- [YOUR TASK]:
Reproduce, word for word and in full, the passage below about the federal investigation into Gray's campaign workers.

Former aides point to the accusations leveled by Brown against Howard Brooks, the campaign worker Brown says gave him envelopes filled with cash, as the most visible example of this shadow effort. Brooks, who has declined D.C. Council requests to testify about his role in the campaign, has been working with the feds and even worn a wire undercover, according to WUSA9’s Bruce Johnson. Brooks would not comment for this story.

Brooks, who aides say was not close to Gray, is a friend of former campaign chairwoman Lorraine Green. But another campaign worker whom LL has discovered has also caught the attention of investigators for U.S. Attorney Ron Machen is tight with the mayor.

At least part of the federal investigation is looking at Vernon Hawkins, a longtime political operative and close friend of Gray’s, according to two sources familiar with the probe. At issue: what exactly Hawkins’ role was in getting Gray elected.

Several of Gray’s former campaign aides, some of whom have talked to the feds, give varying accounts of how involved Hawkins was with the mayor’s organization. Some describe Hawkins as a well-intentioned pal of Gray’s who was eager to help but didn’t have a large role in the campaign. Others describe him as having an outsized presence, with one former aide calling him the “hub” of the “other” effort, the old hands working to help Gray.

“He was always on the periphery of the campaign,” says the aide.

Hawkins, who did not respond to multiple requests for comment, currently works as an administrator at Union Temple Baptist Church in Ward 8. The church’s pastor, Willie Wilson, unsuccessfully ran for mayor in 2002, and Hawkins worked on that campaign. In 1996, the control board forced Hawkins out as head of the Department of Human Services over the objections of then-Mayor Marion Barry.

Green, Gray’s former campaign chairwoman, describes Hawkins as an “advisor” to the campaign, and Office of Campaign Finance records show he wasn’t paid. He did do paid work on Gray’s 2006 campaign to be chairman of the D.C. Council. OCF records show he was paid $17,500 after Gray won the primary in that election.

- [DATASET ENTRIES]:
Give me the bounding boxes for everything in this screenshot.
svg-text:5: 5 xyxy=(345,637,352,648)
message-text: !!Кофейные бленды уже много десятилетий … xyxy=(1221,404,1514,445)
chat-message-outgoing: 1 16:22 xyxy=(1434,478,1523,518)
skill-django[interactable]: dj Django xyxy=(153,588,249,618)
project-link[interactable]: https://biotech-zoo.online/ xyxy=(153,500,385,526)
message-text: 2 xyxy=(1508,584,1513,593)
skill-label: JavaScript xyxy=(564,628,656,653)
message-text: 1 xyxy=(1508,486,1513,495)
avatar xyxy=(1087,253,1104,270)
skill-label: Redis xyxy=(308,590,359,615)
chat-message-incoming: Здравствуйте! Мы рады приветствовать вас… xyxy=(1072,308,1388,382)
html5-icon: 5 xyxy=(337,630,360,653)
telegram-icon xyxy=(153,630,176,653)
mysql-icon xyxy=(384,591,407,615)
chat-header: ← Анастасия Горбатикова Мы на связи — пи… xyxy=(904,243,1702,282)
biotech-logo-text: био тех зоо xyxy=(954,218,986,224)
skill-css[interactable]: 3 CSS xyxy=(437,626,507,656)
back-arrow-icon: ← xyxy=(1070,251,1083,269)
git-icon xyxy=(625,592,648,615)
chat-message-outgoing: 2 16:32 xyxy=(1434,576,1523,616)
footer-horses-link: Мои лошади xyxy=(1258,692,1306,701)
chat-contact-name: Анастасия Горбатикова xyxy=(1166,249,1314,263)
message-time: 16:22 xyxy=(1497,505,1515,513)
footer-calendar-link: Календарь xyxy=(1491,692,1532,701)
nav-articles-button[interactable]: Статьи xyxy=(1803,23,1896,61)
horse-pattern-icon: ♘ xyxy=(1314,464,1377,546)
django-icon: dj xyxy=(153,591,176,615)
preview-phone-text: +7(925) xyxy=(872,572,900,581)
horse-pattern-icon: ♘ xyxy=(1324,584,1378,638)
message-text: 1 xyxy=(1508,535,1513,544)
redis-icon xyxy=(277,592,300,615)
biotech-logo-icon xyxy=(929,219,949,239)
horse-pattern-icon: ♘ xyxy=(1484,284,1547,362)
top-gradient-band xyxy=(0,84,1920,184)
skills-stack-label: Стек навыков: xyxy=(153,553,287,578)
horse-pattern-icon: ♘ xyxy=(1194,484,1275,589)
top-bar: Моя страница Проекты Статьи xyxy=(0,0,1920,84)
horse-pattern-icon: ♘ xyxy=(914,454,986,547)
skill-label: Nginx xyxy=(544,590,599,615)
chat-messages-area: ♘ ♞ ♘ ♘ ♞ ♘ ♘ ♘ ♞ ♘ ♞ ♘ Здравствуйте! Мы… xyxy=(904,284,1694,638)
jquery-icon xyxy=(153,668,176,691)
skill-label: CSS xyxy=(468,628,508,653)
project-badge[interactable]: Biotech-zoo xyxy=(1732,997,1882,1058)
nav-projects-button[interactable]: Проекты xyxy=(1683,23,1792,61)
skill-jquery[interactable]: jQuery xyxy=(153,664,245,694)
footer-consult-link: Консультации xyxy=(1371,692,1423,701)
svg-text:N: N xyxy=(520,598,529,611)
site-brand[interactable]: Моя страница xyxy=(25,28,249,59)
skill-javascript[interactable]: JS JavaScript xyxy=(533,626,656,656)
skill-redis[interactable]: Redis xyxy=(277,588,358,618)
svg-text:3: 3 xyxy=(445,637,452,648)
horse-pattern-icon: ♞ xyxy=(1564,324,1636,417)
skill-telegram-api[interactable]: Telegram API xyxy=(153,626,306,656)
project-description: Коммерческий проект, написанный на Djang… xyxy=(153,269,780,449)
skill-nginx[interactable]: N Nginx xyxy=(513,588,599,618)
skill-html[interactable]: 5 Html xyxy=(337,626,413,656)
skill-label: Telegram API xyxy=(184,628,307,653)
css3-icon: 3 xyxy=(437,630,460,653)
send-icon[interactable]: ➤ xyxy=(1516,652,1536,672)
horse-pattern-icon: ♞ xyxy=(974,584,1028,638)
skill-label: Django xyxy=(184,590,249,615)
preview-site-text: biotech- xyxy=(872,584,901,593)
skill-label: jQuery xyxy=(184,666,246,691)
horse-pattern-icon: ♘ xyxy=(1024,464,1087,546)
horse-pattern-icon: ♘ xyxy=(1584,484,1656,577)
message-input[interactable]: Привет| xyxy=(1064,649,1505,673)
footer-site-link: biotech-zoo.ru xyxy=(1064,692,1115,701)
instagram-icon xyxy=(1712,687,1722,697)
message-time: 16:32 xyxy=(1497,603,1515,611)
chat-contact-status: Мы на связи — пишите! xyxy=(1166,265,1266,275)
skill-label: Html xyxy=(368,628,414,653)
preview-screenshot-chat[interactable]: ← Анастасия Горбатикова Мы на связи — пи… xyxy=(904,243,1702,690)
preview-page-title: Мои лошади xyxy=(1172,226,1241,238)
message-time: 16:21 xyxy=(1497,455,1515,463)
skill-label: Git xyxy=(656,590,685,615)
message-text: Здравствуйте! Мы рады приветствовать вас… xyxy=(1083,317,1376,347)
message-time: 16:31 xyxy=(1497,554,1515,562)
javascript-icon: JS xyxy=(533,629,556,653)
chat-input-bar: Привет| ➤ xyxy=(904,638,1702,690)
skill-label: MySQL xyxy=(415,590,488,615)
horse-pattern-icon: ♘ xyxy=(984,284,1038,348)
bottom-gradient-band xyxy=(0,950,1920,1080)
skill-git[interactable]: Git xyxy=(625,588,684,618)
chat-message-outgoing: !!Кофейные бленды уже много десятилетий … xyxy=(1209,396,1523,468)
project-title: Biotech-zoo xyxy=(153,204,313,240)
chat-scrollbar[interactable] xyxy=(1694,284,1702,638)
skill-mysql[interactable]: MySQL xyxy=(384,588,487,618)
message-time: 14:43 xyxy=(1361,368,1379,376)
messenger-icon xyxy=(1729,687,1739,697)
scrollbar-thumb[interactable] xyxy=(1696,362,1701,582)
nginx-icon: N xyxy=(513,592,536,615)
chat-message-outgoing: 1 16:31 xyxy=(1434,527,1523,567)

- [SOLUTION]:
Former aides point to the accusations leveled by Brown against Howard Brooks, the campaign worker Brown says gave him envelopes filled with cash, as the most visible example of this shadow effort. Brooks, who has declined D.C. Council requests to testify about his role in the campaign, has been working with the feds and even worn a wire undercover, according to WUSA9’s Bruce Johnson. Brooks would not comment for this story.

Brooks, who aides say was not close to Gray, is a friend of former campaign chairwoman Lorraine Green. But another campaign worker whom LL has discovered has also caught the attention of investigators for U.S. Attorney Ron Machen is tight with the mayor.

At least part of the federal investigation is looking at Vernon Hawkins, a longtime political operative and close friend of Gray’s, according to two sources familiar with the probe. At issue: what exactly Hawkins’ role was in getting Gray elected.

Several of Gray’s former campaign aides, some of whom have talked to the feds, give varying accounts of how involved Hawkins was with the mayor’s organization. Some describe Hawkins as a well-intentioned pal of Gray’s who was eager to help but didn’t have a large role in the campaign. Others describe him as having an outsized presence, with one former aide calling him the “hub” of the “other” effort, the old hands working to help Gray.

“He was always on the periphery of the campaign,” says the aide.

Hawkins, who did not respond to multiple requests for comment, currently works as an administrator at Union Temple Baptist Church in Ward 8. The church’s pastor, Willie Wilson, unsuccessfully ran for mayor in 2002, and Hawkins worked on that campaign. In 1996, the control board forced Hawkins out as head of the Department of Human Services over the objections of then-Mayor Marion Barry.

Green, Gray’s former campaign chairwoman, describes Hawkins as an “advisor” to the campaign, and Office of Campaign Finance records show he wasn’t paid. He did do paid work on Gray’s 2006 campaign to be chairman of the D.C. Council. OCF records show he was paid $17,500 after Gray won the primary in that election.